## begin
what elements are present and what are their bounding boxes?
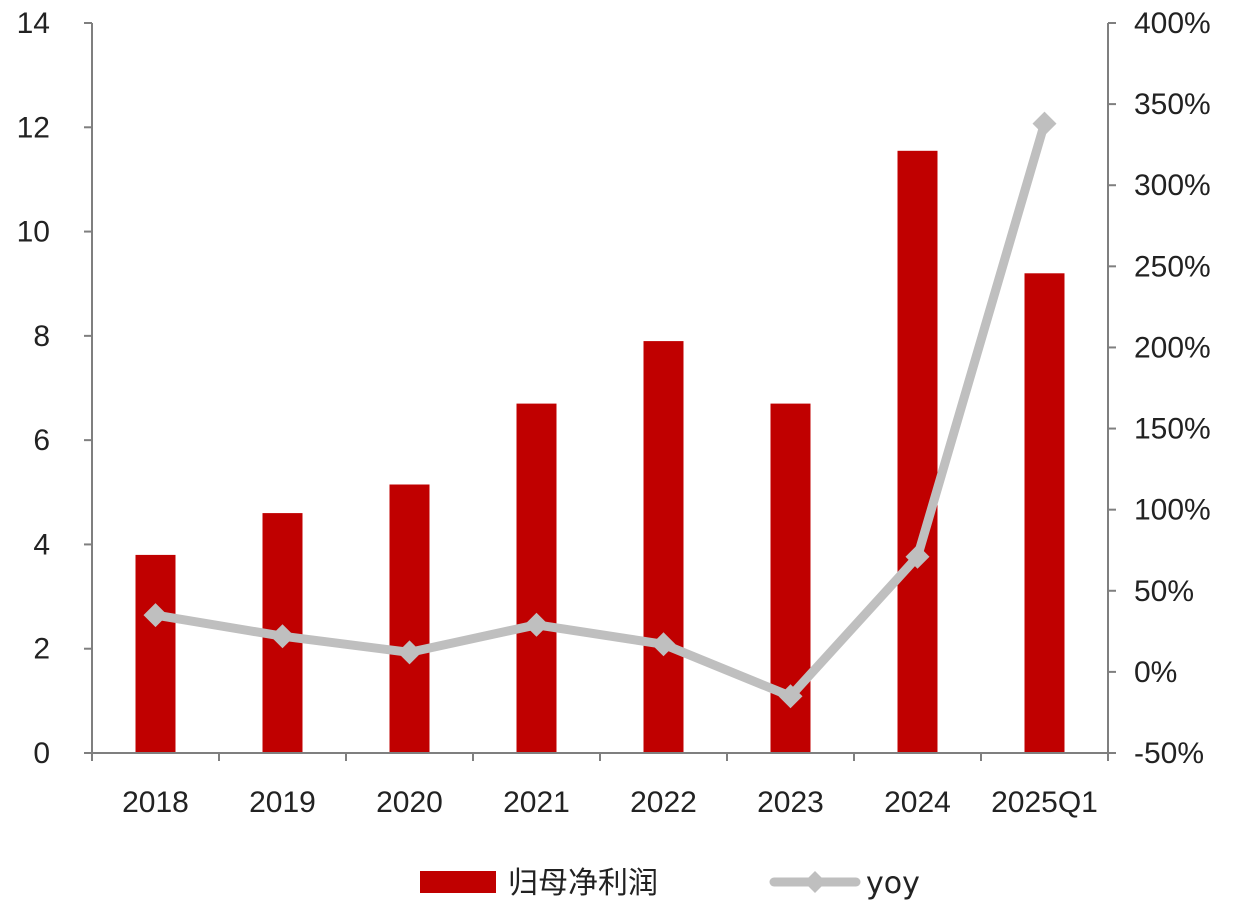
right-tick-label: 300% xyxy=(1134,169,1211,202)
x-tick-label: 2025Q1 xyxy=(991,786,1098,819)
right-tick-label: 250% xyxy=(1134,250,1211,283)
legend-bar-swatch xyxy=(420,871,496,893)
right-tick-label: 0% xyxy=(1134,656,1177,689)
left-tick-label: 2 xyxy=(33,633,50,666)
right-tick-label: 50% xyxy=(1134,575,1194,608)
bar-2018 xyxy=(135,554,176,753)
right-tick-label: -50% xyxy=(1134,737,1204,770)
x-tick-label: 2024 xyxy=(884,786,951,819)
x-tick-label: 2021 xyxy=(503,786,570,819)
x-tick-label: 2023 xyxy=(757,786,824,819)
left-tick-label: 8 xyxy=(33,320,50,353)
x-tick-label: 2018 xyxy=(122,786,189,819)
yoy-point-2018 xyxy=(143,603,168,628)
yoy-point-2025Q1 xyxy=(1032,111,1057,136)
bar-2021 xyxy=(516,403,557,753)
legend-bar-label: 归母净利润 xyxy=(508,866,658,901)
axes-layer: 0 2 4 6 8 10 12 14 -50% 0% 50% 100% 150% 200% 250% 300%… xyxy=(17,7,1211,819)
x-tick-label: 2019 xyxy=(249,786,316,819)
right-tick-label: 350% xyxy=(1134,88,1211,121)
bar-2025Q1 xyxy=(1024,273,1065,753)
yoy-point-2024 xyxy=(905,544,930,569)
left-tick-label: 14 xyxy=(17,7,50,40)
bars-layer xyxy=(135,150,1065,754)
legend-line-marker xyxy=(804,871,826,893)
bar-2020 xyxy=(389,484,430,753)
x-tick-label: 2020 xyxy=(376,786,443,819)
left-tick-label: 10 xyxy=(17,216,50,249)
yoy-point-2021 xyxy=(524,612,549,637)
right-tick-label: 150% xyxy=(1134,413,1211,446)
yoy-point-2020 xyxy=(397,640,422,665)
left-tick-label: 0 xyxy=(33,737,50,770)
right-tick-label: 200% xyxy=(1134,331,1211,364)
yoy-line xyxy=(151,119,1049,701)
line-layer xyxy=(143,111,1057,709)
left-tick-label: 12 xyxy=(17,111,50,144)
left-tick-label: 4 xyxy=(33,528,50,561)
yoy-point-2023 xyxy=(778,684,803,709)
x-tick-label: 2022 xyxy=(630,786,697,819)
yoy-point-2022 xyxy=(651,632,676,657)
right-tick-label: 400% xyxy=(1134,7,1211,40)
bar-2024 xyxy=(897,150,938,754)
yoy-point-2019 xyxy=(270,624,295,649)
legend: 归母净利润 yoy xyxy=(420,866,920,901)
legend-line-label: yoy xyxy=(866,866,920,901)
right-tick-label: 100% xyxy=(1134,494,1211,527)
bar-2022 xyxy=(643,341,684,753)
left-tick-label: 6 xyxy=(33,424,50,457)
## end
▶ **What the exercise asks**: Retype the lines from the line with "right-tick-label: 300% xyxy=(1134,169,1211,202)" up to and including the line with "right-tick-label: 0% xyxy=(1134,656,1177,689)", changing nothing.

▶ **Solved problem**:
right-tick-label: 300% xyxy=(1134,169,1211,202)
x-tick-label: 2025Q1 xyxy=(991,786,1098,819)
right-tick-label: 250% xyxy=(1134,250,1211,283)
legend-bar-swatch xyxy=(420,871,496,893)
right-tick-label: 0% xyxy=(1134,656,1177,689)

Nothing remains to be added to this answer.